### Short problem
Rewrite all of the records below, changing every occurrence of "message-time" to "timestamp" and leaving everything else unchanged.

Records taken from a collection

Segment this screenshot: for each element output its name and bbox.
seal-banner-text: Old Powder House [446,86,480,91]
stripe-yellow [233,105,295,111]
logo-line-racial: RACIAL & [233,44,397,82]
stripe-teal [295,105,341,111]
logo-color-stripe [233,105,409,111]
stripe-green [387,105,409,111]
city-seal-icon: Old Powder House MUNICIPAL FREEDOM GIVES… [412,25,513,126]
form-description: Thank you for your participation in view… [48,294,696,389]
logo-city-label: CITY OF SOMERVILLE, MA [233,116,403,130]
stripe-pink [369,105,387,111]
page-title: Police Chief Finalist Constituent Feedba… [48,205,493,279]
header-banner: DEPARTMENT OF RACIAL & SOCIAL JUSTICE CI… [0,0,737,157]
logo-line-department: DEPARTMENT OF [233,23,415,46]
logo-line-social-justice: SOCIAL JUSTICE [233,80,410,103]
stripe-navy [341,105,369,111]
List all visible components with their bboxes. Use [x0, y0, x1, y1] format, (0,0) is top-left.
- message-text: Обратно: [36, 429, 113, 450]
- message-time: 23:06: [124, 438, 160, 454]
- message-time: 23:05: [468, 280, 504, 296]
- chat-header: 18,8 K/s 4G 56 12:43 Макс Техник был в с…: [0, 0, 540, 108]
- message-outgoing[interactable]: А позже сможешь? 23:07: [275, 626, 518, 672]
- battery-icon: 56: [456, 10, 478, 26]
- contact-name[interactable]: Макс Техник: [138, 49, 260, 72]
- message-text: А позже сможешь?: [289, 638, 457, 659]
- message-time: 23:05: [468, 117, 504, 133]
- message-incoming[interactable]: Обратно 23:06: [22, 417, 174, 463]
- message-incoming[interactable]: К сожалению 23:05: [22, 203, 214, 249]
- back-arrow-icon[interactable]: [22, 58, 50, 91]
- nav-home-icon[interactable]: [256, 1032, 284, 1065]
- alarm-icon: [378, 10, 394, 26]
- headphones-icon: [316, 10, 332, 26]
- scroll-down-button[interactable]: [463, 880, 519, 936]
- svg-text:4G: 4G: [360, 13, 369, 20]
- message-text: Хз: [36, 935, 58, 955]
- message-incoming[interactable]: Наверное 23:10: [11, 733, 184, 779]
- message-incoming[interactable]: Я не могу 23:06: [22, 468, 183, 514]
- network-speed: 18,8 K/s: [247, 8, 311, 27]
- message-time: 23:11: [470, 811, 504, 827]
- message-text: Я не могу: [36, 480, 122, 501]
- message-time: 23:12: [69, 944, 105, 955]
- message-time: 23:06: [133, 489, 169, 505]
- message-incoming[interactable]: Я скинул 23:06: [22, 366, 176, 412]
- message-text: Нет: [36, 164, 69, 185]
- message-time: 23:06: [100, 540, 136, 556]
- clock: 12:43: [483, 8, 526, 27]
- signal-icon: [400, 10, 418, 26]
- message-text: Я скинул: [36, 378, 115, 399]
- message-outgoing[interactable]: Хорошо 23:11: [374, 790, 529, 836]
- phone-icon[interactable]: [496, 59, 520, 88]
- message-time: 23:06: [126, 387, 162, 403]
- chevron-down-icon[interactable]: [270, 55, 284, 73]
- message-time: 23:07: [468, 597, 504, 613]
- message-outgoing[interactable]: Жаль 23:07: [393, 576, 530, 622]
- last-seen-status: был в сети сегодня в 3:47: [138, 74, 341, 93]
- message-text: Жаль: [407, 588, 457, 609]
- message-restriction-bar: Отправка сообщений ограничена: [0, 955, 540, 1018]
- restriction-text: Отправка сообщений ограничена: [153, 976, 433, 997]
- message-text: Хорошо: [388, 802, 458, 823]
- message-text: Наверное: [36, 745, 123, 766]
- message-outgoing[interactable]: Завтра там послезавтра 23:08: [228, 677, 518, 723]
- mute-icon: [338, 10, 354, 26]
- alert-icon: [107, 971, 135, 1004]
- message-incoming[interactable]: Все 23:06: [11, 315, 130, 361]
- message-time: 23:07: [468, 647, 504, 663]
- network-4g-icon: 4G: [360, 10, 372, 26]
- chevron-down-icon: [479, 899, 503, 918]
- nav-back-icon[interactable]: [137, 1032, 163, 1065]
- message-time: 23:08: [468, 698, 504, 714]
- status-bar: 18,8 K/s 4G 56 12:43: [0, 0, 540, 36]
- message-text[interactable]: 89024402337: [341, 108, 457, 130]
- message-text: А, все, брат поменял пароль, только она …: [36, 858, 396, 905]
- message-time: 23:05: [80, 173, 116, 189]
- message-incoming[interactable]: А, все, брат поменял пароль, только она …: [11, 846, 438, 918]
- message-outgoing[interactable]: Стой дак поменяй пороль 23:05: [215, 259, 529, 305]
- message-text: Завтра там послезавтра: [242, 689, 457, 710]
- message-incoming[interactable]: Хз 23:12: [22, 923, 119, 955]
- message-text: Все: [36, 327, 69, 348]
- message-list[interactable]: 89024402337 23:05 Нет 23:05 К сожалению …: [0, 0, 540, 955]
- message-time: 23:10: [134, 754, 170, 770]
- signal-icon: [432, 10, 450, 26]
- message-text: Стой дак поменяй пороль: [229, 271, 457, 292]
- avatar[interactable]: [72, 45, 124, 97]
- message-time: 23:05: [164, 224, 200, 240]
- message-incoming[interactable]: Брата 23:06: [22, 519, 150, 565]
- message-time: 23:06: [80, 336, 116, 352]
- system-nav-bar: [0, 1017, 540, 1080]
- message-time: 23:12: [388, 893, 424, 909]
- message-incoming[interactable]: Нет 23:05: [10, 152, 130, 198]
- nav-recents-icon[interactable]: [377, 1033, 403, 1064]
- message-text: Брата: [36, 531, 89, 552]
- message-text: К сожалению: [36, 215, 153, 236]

### Response to the task
Segment this screenshot: for each element output its name and bbox.
seal-banner-text: Old Powder House [446,86,480,91]
stripe-yellow [233,105,295,111]
logo-line-racial: RACIAL & [233,44,397,82]
stripe-teal [295,105,341,111]
logo-color-stripe [233,105,409,111]
stripe-green [387,105,409,111]
city-seal-icon: Old Powder House MUNICIPAL FREEDOM GIVES… [412,25,513,126]
form-description: Thank you for your participation in view… [48,294,696,389]
logo-city-label: CITY OF SOMERVILLE, MA [233,116,403,130]
stripe-pink [369,105,387,111]
page-title: Police Chief Finalist Constituent Feedba… [48,205,493,279]
header-banner: DEPARTMENT OF RACIAL & SOCIAL JUSTICE CI… [0,0,737,157]
logo-line-department: DEPARTMENT OF [233,23,415,46]
logo-line-social-justice: SOCIAL JUSTICE [233,80,410,103]
stripe-navy [341,105,369,111]
List all visible components with their bboxes. Use [x0, y0, x1, y1] format, (0,0) is top-left.
- message-text: Обратно: [36, 429, 113, 450]
- timestamp: 23:06: [124, 438, 160, 454]
- timestamp: 23:05: [468, 280, 504, 296]
- chat-header: 18,8 K/s 4G 56 12:43 Макс Техник был в с…: [0, 0, 540, 108]
- message-outgoing[interactable]: А позже сможешь? 23:07: [275, 626, 518, 672]
- battery-icon: 56: [456, 10, 478, 26]
- contact-name[interactable]: Макс Техник: [138, 49, 260, 72]
- message-text: А позже сможешь?: [289, 638, 457, 659]
- timestamp: 23:05: [468, 117, 504, 133]
- message-incoming[interactable]: Обратно 23:06: [22, 417, 174, 463]
- message-incoming[interactable]: К сожалению 23:05: [22, 203, 214, 249]
- back-arrow-icon[interactable]: [22, 58, 50, 91]
- nav-home-icon[interactable]: [256, 1032, 284, 1065]
- alarm-icon: [378, 10, 394, 26]
- headphones-icon: [316, 10, 332, 26]
- scroll-down-button[interactable]: [463, 880, 519, 936]
- svg-text:4G: 4G: [360, 13, 369, 20]
- message-text: Хз: [36, 935, 58, 955]
- message-incoming[interactable]: Наверное 23:10: [11, 733, 184, 779]
- message-incoming[interactable]: Я не могу 23:06: [22, 468, 183, 514]
- network-speed: 18,8 K/s: [247, 8, 311, 27]
- timestamp: 23:11: [470, 811, 504, 827]
- message-text: Я не могу: [36, 480, 122, 501]
- timestamp: 23:12: [69, 944, 105, 955]
- timestamp: 23:06: [133, 489, 169, 505]
- message-incoming[interactable]: Я скинул 23:06: [22, 366, 176, 412]
- message-text: Нет: [36, 164, 69, 185]
- timestamp: 23:06: [100, 540, 136, 556]
- clock: 12:43: [483, 8, 526, 27]
- signal-icon: [400, 10, 418, 26]
- message-text: Я скинул: [36, 378, 115, 399]
- message-outgoing[interactable]: Хорошо 23:11: [374, 790, 529, 836]
- phone-icon[interactable]: [496, 59, 520, 88]
- timestamp: 23:06: [126, 387, 162, 403]
- chevron-down-icon[interactable]: [270, 55, 284, 73]
- timestamp: 23:07: [468, 597, 504, 613]
- message-outgoing[interactable]: Жаль 23:07: [393, 576, 530, 622]
- last-seen-status: был в сети сегодня в 3:47: [138, 74, 341, 93]
- message-text: Жаль: [407, 588, 457, 609]
- message-restriction-bar: Отправка сообщений ограничена: [0, 955, 540, 1018]
- restriction-text: Отправка сообщений ограничена: [153, 976, 433, 997]
- message-text: Хорошо: [388, 802, 458, 823]
- message-text: Наверное: [36, 745, 123, 766]
- message-outgoing[interactable]: Завтра там послезавтра 23:08: [228, 677, 518, 723]
- mute-icon: [338, 10, 354, 26]
- alert-icon: [107, 971, 135, 1004]
- message-incoming[interactable]: Все 23:06: [11, 315, 130, 361]
- timestamp: 23:07: [468, 647, 504, 663]
- network-4g-icon: 4G: [360, 10, 372, 26]
- chevron-down-icon: [479, 899, 503, 918]
- nav-back-icon[interactable]: [137, 1032, 163, 1065]
- timestamp: 23:08: [468, 698, 504, 714]
- status-bar: 18,8 K/s 4G 56 12:43: [0, 0, 540, 36]
- message-text[interactable]: 89024402337: [341, 108, 457, 130]
- message-text: А, все, брат поменял пароль, только она …: [36, 858, 396, 905]
- timestamp: 23:05: [80, 173, 116, 189]
- message-incoming[interactable]: А, все, брат поменял пароль, только она …: [11, 846, 438, 918]
- message-outgoing[interactable]: Стой дак поменяй пороль 23:05: [215, 259, 529, 305]
- message-text: Завтра там послезавтра: [242, 689, 457, 710]
- message-incoming[interactable]: Хз 23:12: [22, 923, 119, 955]
- message-text: Все: [36, 327, 69, 348]
- message-list[interactable]: 89024402337 23:05 Нет 23:05 К сожалению …: [0, 0, 540, 955]
- timestamp: 23:10: [134, 754, 170, 770]
- signal-icon: [432, 10, 450, 26]
- message-text: Стой дак поменяй пороль: [229, 271, 457, 292]
- avatar[interactable]: [72, 45, 124, 97]
- timestamp: 23:05: [164, 224, 200, 240]
- message-incoming[interactable]: Брата 23:06: [22, 519, 150, 565]
- timestamp: 23:06: [80, 336, 116, 352]
- system-nav-bar: [0, 1017, 540, 1080]
- timestamp: 23:12: [388, 893, 424, 909]
- message-incoming[interactable]: Нет 23:05: [10, 152, 130, 198]
- nav-recents-icon[interactable]: [377, 1033, 403, 1064]
- message-text: Брата: [36, 531, 89, 552]
- message-text: К сожалению: [36, 215, 153, 236]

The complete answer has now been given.